(Items from a figure collection)
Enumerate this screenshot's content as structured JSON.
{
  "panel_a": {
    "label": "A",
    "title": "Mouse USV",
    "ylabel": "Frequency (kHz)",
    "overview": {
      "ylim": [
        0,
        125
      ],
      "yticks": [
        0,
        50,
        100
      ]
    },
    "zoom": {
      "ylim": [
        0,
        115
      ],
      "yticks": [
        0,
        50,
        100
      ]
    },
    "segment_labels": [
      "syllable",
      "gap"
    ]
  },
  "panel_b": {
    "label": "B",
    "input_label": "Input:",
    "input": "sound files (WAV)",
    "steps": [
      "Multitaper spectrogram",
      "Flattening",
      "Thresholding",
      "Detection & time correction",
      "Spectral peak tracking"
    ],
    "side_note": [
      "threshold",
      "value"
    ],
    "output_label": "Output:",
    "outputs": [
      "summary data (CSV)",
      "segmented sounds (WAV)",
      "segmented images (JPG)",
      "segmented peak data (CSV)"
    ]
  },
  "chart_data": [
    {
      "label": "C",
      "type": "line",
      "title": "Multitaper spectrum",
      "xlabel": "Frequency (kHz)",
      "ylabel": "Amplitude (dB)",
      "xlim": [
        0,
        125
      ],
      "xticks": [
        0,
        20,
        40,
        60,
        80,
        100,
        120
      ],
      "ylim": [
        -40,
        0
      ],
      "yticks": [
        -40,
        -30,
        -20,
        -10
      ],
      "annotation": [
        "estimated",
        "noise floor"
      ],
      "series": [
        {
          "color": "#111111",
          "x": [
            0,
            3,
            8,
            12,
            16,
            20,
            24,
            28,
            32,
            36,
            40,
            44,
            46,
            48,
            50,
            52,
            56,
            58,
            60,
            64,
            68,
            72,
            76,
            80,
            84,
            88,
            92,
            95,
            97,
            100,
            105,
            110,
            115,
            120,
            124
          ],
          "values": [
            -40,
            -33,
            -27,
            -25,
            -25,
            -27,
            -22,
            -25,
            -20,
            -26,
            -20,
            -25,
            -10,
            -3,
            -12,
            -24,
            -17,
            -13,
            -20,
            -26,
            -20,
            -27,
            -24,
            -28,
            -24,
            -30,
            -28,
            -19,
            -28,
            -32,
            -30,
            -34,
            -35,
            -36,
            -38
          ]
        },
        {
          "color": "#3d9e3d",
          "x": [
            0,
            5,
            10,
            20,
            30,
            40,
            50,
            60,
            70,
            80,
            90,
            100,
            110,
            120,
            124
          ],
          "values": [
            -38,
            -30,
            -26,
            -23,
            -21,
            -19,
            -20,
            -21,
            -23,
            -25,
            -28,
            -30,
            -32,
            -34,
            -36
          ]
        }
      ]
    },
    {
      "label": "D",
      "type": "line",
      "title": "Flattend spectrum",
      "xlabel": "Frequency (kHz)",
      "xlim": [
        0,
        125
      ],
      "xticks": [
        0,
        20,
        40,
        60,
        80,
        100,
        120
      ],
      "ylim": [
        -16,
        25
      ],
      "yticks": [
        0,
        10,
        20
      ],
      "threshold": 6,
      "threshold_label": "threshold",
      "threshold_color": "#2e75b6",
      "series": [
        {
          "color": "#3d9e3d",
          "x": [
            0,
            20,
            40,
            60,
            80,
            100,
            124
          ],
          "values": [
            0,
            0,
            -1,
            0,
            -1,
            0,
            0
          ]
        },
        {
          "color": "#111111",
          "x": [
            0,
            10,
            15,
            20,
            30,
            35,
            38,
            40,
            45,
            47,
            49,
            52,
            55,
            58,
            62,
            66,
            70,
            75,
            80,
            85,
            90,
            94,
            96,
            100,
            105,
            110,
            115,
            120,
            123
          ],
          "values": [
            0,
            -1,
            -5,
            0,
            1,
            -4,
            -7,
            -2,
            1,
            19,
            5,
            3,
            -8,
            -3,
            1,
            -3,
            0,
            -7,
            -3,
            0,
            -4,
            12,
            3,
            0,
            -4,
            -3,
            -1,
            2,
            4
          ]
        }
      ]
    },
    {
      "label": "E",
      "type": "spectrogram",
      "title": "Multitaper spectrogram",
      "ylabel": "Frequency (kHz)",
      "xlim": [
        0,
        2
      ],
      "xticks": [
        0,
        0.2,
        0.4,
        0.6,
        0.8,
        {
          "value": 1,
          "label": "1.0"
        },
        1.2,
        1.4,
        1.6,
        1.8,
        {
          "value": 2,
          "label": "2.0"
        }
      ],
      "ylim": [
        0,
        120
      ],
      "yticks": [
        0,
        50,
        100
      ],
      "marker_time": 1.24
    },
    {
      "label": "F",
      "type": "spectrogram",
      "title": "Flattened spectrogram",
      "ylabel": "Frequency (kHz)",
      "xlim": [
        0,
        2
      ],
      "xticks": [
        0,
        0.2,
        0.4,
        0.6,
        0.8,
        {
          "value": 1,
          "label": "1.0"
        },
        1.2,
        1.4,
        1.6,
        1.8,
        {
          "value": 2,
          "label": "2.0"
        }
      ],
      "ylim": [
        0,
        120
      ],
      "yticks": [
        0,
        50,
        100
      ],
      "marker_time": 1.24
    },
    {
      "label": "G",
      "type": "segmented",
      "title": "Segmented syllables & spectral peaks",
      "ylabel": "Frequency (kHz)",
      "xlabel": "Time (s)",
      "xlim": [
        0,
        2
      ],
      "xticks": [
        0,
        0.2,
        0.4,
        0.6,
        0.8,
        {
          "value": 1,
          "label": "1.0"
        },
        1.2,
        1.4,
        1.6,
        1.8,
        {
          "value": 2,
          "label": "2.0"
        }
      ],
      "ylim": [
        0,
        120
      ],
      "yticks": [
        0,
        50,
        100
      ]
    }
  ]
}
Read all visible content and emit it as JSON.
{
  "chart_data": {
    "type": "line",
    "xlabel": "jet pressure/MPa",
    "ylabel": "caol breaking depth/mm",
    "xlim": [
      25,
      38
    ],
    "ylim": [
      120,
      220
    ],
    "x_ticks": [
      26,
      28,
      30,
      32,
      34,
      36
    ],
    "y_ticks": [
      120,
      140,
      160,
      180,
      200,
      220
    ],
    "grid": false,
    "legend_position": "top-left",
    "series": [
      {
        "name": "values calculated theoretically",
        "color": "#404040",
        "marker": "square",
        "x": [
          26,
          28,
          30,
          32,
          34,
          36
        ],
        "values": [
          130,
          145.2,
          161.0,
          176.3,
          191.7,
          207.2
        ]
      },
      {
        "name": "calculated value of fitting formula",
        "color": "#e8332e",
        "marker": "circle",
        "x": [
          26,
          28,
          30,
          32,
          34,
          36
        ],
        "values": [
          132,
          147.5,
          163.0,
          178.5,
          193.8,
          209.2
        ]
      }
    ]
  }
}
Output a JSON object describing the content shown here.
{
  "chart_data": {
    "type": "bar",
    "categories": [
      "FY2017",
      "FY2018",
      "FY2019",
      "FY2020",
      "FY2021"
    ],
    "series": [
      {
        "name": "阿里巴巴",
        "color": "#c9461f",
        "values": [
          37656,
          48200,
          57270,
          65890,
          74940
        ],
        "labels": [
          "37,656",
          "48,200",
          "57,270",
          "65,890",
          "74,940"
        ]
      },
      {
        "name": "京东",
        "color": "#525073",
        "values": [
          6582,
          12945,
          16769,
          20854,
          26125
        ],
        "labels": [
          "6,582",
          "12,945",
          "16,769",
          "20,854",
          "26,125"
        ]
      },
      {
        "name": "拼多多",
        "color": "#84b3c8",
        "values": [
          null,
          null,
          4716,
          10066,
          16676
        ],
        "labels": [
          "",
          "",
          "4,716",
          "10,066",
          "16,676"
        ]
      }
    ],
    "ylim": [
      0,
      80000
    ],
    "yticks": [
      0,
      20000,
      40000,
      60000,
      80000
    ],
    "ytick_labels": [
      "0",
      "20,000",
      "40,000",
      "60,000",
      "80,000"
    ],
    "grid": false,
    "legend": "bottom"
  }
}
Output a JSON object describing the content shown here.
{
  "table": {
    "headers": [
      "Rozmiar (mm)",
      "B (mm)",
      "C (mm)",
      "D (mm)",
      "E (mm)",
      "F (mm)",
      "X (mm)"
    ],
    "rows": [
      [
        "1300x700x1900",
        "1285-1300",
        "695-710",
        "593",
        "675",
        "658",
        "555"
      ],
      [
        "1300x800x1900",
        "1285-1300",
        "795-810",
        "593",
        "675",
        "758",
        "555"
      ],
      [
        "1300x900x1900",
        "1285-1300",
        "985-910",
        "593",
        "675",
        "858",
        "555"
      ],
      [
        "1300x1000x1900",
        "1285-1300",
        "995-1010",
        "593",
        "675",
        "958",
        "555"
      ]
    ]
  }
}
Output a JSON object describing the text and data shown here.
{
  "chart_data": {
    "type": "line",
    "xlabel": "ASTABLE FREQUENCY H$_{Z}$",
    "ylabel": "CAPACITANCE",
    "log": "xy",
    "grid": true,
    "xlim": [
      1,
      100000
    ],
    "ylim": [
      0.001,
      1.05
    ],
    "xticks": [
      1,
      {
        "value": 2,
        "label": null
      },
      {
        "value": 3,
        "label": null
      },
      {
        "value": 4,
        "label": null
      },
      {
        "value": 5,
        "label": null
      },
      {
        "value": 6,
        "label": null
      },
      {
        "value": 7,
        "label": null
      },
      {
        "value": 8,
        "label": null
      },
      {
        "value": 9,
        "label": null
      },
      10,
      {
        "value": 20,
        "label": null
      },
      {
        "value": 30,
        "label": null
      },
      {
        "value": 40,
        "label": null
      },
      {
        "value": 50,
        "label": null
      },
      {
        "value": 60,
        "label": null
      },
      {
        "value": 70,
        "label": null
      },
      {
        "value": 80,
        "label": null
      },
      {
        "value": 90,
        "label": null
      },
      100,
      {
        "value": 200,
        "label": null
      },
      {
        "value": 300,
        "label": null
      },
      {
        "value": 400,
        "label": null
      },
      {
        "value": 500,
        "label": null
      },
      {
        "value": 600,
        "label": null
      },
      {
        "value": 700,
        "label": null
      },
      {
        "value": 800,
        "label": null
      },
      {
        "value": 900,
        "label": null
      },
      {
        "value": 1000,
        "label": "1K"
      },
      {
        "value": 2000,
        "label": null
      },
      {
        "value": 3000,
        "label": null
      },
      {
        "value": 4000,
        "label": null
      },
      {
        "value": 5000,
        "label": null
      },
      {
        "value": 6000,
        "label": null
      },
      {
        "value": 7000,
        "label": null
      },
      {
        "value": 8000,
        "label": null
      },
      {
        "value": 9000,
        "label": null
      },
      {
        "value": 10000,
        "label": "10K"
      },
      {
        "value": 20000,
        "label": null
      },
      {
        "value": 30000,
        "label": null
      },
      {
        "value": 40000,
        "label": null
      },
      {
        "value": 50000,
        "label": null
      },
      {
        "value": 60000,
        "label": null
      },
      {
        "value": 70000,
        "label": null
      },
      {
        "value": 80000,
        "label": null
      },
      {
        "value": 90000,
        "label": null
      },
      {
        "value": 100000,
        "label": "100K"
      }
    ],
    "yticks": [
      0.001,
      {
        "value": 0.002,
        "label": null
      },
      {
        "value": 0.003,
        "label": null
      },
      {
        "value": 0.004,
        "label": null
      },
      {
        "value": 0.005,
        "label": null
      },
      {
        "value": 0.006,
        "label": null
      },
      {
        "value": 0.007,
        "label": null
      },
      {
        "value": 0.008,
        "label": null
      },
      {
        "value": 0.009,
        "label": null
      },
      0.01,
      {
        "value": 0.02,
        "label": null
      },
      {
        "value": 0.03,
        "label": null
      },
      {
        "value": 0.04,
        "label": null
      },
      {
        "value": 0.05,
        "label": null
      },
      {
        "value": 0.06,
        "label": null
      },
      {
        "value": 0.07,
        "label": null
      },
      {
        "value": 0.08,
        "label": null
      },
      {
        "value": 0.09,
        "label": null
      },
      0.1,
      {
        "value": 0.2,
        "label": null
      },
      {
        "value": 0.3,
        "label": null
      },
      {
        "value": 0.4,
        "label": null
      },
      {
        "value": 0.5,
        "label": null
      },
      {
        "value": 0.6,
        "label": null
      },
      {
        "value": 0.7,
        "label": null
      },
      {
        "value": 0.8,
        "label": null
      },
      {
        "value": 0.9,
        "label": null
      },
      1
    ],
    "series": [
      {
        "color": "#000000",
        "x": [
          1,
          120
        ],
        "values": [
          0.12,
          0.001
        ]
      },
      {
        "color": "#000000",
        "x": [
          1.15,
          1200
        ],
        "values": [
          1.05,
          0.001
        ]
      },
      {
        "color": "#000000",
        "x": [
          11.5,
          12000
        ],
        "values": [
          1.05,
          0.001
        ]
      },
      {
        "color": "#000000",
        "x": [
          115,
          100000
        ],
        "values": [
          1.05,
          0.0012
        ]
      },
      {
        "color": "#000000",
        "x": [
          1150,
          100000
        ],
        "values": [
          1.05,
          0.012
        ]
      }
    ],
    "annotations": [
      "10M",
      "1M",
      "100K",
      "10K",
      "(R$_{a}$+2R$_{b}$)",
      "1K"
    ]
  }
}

• _Task objective_
Select every line in the records above that contains the word "xlabel".

• _Task solution_
      "xlabel": "Frequency (kHz)",
      "xlabel": "Frequency (kHz)",
      "xlabel": "Time (s)",
    "xlabel": "jet pressure/MPa",
    "xlabel": "ASTABLE FREQUENCY H$_{Z}$",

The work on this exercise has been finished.